▸ Stated problem:
State only the number of lines that include "Julian".

_ _ _ _ _

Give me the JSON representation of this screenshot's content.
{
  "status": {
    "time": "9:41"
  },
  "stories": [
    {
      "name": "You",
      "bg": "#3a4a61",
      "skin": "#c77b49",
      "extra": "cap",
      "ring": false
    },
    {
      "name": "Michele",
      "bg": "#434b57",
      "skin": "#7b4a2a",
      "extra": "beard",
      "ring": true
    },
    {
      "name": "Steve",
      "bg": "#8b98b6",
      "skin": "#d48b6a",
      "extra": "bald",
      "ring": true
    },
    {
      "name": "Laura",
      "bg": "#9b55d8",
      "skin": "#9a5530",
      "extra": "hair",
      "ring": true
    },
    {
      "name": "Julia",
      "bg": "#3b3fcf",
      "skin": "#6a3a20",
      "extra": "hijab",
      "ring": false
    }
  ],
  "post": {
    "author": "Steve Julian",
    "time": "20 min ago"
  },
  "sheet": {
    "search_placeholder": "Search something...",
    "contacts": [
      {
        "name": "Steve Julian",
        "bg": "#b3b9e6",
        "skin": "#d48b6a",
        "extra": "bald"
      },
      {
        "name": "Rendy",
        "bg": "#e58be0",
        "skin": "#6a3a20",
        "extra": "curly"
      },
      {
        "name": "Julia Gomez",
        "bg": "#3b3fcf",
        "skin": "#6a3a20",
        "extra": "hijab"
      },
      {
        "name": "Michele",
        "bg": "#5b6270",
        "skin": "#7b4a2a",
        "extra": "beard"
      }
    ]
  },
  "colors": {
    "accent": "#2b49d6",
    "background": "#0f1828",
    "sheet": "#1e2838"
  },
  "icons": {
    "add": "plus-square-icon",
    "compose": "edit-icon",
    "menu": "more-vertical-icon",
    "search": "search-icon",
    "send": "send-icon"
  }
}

_ _ _ _ _

▸ Solution below:
2